- Work to complete
Change "perspective view" to "isometric view" in the records from their start through the line with "The sealing mechanism 94 is at (139, 98).", leaving all other wording unchanged. Leave the pictures out of your answer.

- Excerpted data
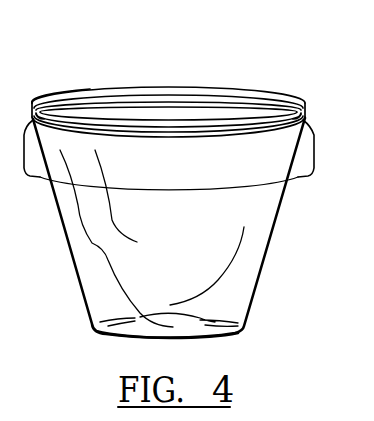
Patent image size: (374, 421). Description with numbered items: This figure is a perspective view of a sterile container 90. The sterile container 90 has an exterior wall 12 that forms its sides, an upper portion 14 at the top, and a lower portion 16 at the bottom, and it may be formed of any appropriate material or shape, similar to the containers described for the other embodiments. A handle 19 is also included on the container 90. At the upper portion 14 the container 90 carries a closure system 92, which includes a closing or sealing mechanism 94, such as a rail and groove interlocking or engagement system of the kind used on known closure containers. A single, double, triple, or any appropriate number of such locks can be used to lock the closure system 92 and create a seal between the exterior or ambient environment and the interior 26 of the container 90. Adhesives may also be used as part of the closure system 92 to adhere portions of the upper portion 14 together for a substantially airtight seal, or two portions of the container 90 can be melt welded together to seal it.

The exterior wall 12 is at (265, 205).
The upper portion 14 is at (171, 75).
The lower portion 16 is at (238, 345).
The handle 19 is at (35, 162).
The interior 26 is at (183, 106).
The sterile container 90 is at (174, 195).
The closure system 92 is at (84, 81).
The sealing mechanism 94 is at (139, 98).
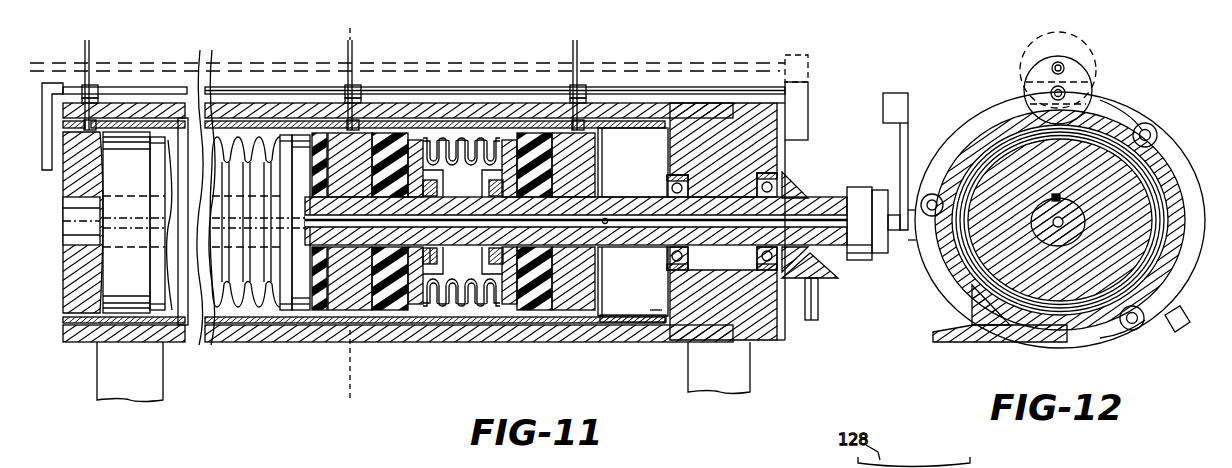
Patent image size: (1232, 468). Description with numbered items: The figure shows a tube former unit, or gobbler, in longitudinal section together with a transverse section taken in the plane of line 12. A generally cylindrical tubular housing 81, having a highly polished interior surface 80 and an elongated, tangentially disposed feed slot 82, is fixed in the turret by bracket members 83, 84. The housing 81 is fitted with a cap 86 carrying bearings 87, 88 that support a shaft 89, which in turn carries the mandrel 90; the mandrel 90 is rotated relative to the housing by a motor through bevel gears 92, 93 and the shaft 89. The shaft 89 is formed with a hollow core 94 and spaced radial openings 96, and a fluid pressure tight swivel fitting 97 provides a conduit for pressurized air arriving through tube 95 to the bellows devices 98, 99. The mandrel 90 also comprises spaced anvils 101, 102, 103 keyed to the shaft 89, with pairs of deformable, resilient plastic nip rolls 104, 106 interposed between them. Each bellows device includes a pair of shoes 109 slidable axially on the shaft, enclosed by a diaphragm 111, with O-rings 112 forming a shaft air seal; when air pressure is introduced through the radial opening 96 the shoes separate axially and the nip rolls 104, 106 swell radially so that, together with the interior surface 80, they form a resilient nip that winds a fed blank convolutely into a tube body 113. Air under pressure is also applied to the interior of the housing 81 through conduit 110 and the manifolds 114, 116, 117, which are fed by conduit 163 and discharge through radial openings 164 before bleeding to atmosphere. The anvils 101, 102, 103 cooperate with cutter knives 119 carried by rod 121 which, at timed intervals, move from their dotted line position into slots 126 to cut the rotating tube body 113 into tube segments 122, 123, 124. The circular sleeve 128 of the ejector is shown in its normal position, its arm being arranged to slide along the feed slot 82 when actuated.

In FIG. 11, the section line 12 is at (356, 40).
In FIG. 11, the interior surface 80 is at (310, 266).
In FIG. 11, the tubular housing 81 is at (398, 238).
In FIG. 12, the feed slot 82 is at (1051, 226).
In FIG. 11, the bracket member 83 is at (110, 379).
In FIG. 11, the bracket member 84 is at (741, 368).
In FIG. 11, the cap 86 is at (744, 230).
In FIG. 11, the bearing 87 is at (656, 211).
In FIG. 11, the bearing 88 is at (788, 205).
In FIG. 11, the shaft 89 is at (626, 249).
In FIG. 11, the mandrel 90 is at (252, 275).
In FIG. 11, the bevel gear 92 is at (820, 286).
In FIG. 11, the bevel gear 93 is at (813, 220).
In FIG. 11, the hollow core 94 is at (576, 248).
In FIG. 12, the tube 95 is at (885, 161).
In FIG. 11, the radial opening 96 is at (462, 218).
In FIG. 11, the swivel fitting 97 is at (873, 244).
In FIG. 11, the bellows device 98 is at (475, 274).
In FIG. 11, the bellows device 99 is at (293, 255).
In FIG. 11, the anvil 101 is at (599, 249).
In FIG. 11, the anvil 102 is at (351, 278).
In FIG. 11, the anvil 103 is at (65, 251).
In FIG. 11, the nip roll 104 is at (463, 255).
In FIG. 11, the nip roll 106 is at (364, 191).
In FIG. 11, the shoe 109 is at (461, 186).
In FIG. 12, the conduit 110 is at (1060, 206).
In FIG. 11, the diaphragm 111 is at (365, 267).
In FIG. 11, the O-ring 112 is at (458, 310).
In FIG. 11, the tube body 113 is at (389, 216).
In FIG. 12, the tube body 113 is at (1058, 282).
In FIG. 12, the manifold 114 is at (911, 243).
In FIG. 12, the manifold 116 is at (1122, 94).
In FIG. 12, the manifold 117 is at (1139, 343).
In FIG. 11, the cutter knife 119 is at (334, 78).
In FIG. 12, the cutter knife 119 is at (1025, 52).
In FIG. 11, the rod 121 is at (424, 62).
In FIG. 11, the tube segment 122 is at (450, 184).
In FIG. 11, the tube segment 123 is at (259, 187).
In FIG. 11, the tube segment 124 is at (138, 178).
In FIG. 11, the slot 126 is at (333, 74).
In FIG. 12, the slot 126 is at (1006, 95).
In FIG. 11, the circular sleeve 128 is at (669, 345).
In FIG. 12, the conduit 163 is at (1192, 312).
In FIG. 12, the radial opening 164 is at (1060, 230).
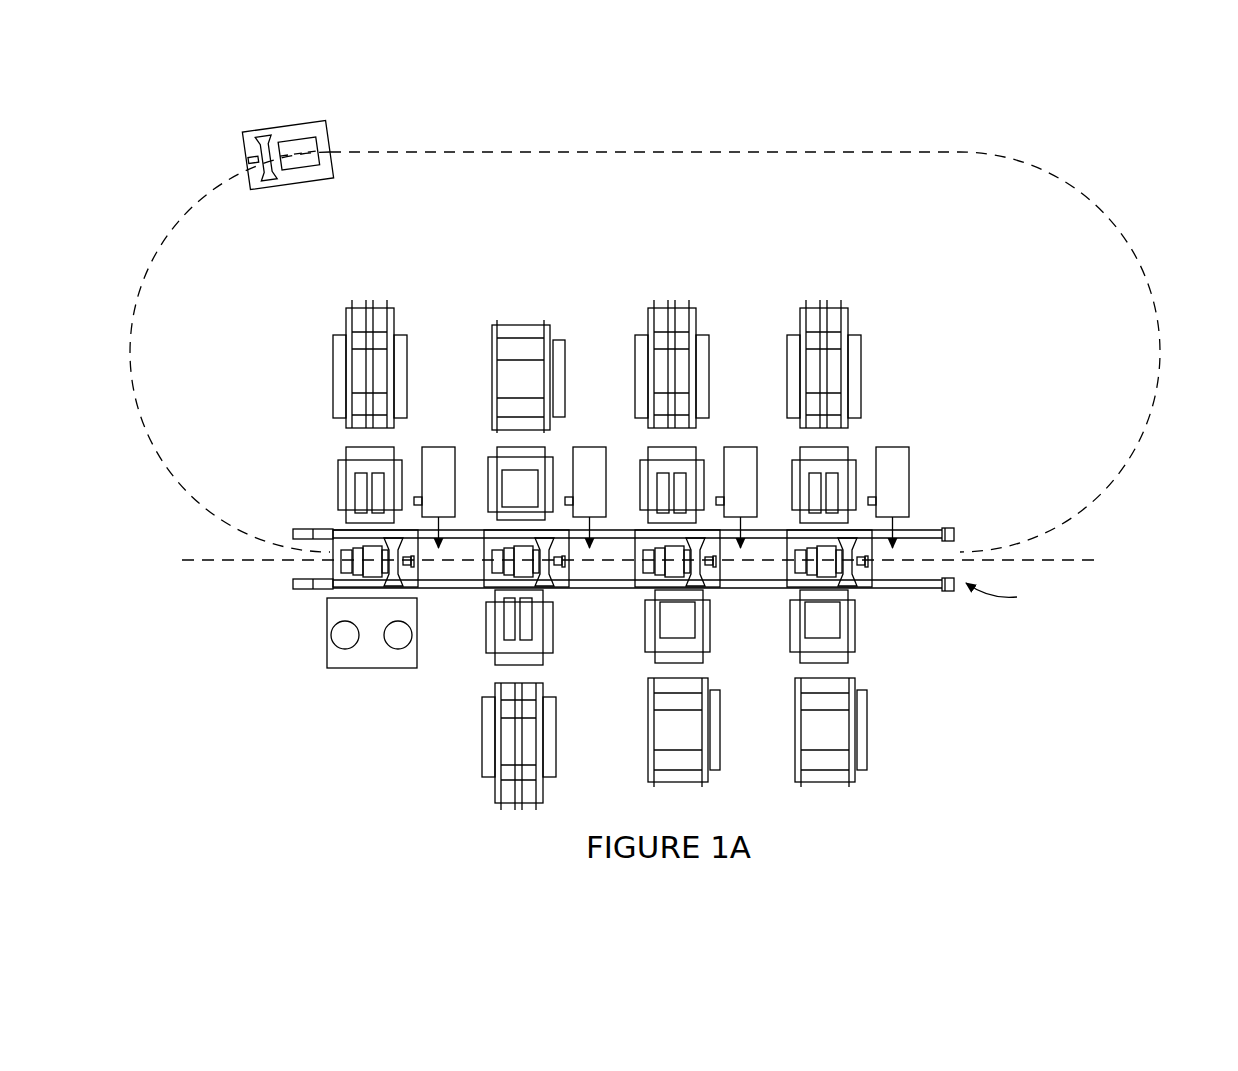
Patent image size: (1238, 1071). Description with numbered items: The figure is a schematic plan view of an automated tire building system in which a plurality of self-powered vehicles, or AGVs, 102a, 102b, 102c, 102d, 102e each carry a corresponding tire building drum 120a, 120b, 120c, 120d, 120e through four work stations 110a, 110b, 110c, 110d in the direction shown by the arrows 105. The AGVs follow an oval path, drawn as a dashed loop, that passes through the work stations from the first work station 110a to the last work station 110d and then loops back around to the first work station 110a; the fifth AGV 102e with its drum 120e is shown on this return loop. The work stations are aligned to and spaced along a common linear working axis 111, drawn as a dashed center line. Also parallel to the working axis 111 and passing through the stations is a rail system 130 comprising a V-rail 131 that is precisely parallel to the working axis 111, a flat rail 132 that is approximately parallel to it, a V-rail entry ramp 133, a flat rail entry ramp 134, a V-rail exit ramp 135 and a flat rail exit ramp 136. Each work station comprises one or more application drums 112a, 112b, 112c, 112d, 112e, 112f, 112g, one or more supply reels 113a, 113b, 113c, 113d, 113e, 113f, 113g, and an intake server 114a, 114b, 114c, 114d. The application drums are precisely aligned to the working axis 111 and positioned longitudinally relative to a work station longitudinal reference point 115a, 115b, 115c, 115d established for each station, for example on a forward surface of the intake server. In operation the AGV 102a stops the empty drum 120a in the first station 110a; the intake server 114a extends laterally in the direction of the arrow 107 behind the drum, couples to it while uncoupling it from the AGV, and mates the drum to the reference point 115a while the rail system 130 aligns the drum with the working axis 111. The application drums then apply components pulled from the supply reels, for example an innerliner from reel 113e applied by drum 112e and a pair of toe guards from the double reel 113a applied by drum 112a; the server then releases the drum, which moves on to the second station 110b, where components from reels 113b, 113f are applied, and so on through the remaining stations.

The self-powered vehicle (AGV) 102a is at (866, 585).
The self-powered vehicle (AGV) 102b is at (710, 585).
The self-powered vehicle (AGV) 102c is at (560, 585).
The self-powered vehicle (AGV) 102d is at (408, 582).
The self-powered vehicle (AGV) 102e is at (304, 126).
The arrows 105 is at (146, 322).
The arrow 107 is at (455, 537).
The first work station 110a is at (878, 362).
The second work station 110b is at (706, 358).
The work station 110c is at (560, 354).
The last work station 110d is at (404, 358).
The working axis 111 is at (235, 566).
The application drum 112a is at (848, 447).
The application drum 112b is at (695, 447).
The application drum 112c is at (548, 447).
The application drum 112d is at (392, 447).
The application drum 112e is at (860, 652).
The application drum 112f is at (707, 652).
The application drum 112g is at (553, 652).
The supply reel 113a is at (848, 318).
The supply reel 113b is at (696, 312).
The supply reel 113c is at (550, 328).
The supply reel 113d is at (395, 316).
The supply reel 113e is at (857, 782).
The supply reel 113f is at (705, 782).
The supply reel 113g is at (543, 802).
The intake server 114a is at (900, 447).
The intake server 114b is at (740, 447).
The intake server 114c is at (590, 447).
The intake server 114d is at (438, 447).
The work station longitudinal reference point 115a is at (876, 500).
The work station longitudinal reference point 115b is at (724, 500).
The work station longitudinal reference point 115c is at (572, 500).
The work station longitudinal reference point 115d is at (421, 505).
The tire building drum 120a is at (800, 572).
The tire building drum 120b is at (648, 572).
The tire building drum 120c is at (497, 572).
The tire building drum 120d is at (347, 572).
The tire building drum 120e is at (299, 178).
The rail system 130 is at (1009, 596).
The V-rail 131 is at (930, 528).
The flat rail 132 is at (907, 590).
The V-rail entry ramp 133 is at (955, 540).
The flat rail entry ramp 134 is at (955, 592).
The V-rail exit ramp 135 is at (312, 529).
The flat rail exit ramp 136 is at (298, 589).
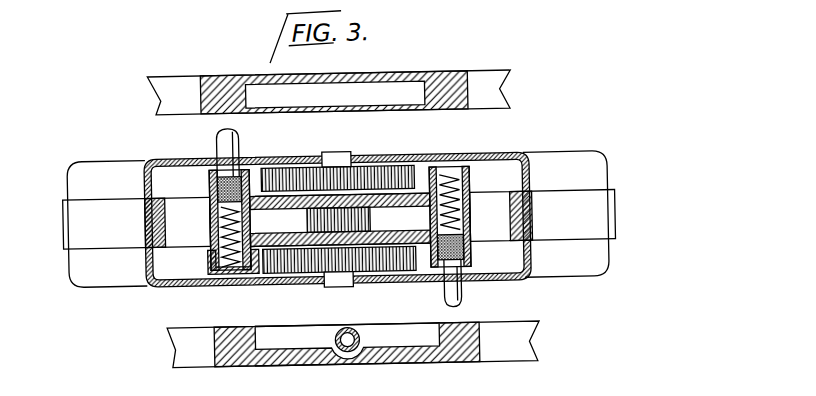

- Problem solution
Patent image size: (374, 421). Description with numbered items: This figure is a isometric view of a sterile container 90. The sterile container 90 has an exterior wall 12 that forms its sides, an upper portion 14 at the top, and a lower portion 16 at the bottom, and it may be formed of any appropriate material or shape, similar to the containers described for the other embodiments. A handle 19 is also included on the container 90. At the upper portion 14 the container 90 carries a closure system 92, which includes a closing or sealing mechanism 94, such as a rail and groove interlocking or engagement system of the kind used on known closure containers. A single, double, triple, or any appropriate number of such locks can be used to lock the closure system 92 and create a seal between the exterior or ambient environment and the interior 26 of the container 90. Adhesives may also be used as part of the closure system 92 to adhere portions of the upper portion 14 together for a substantially airtight seal, or two portions of the container 90 can be melt welded together to seal it.

The exterior wall 12 is at (265, 205).
The upper portion 14 is at (171, 75).
The lower portion 16 is at (238, 345).
The handle 19 is at (35, 162).
The interior 26 is at (183, 106).
The sterile container 90 is at (174, 195).
The closure system 92 is at (84, 81).
The sealing mechanism 94 is at (139, 98).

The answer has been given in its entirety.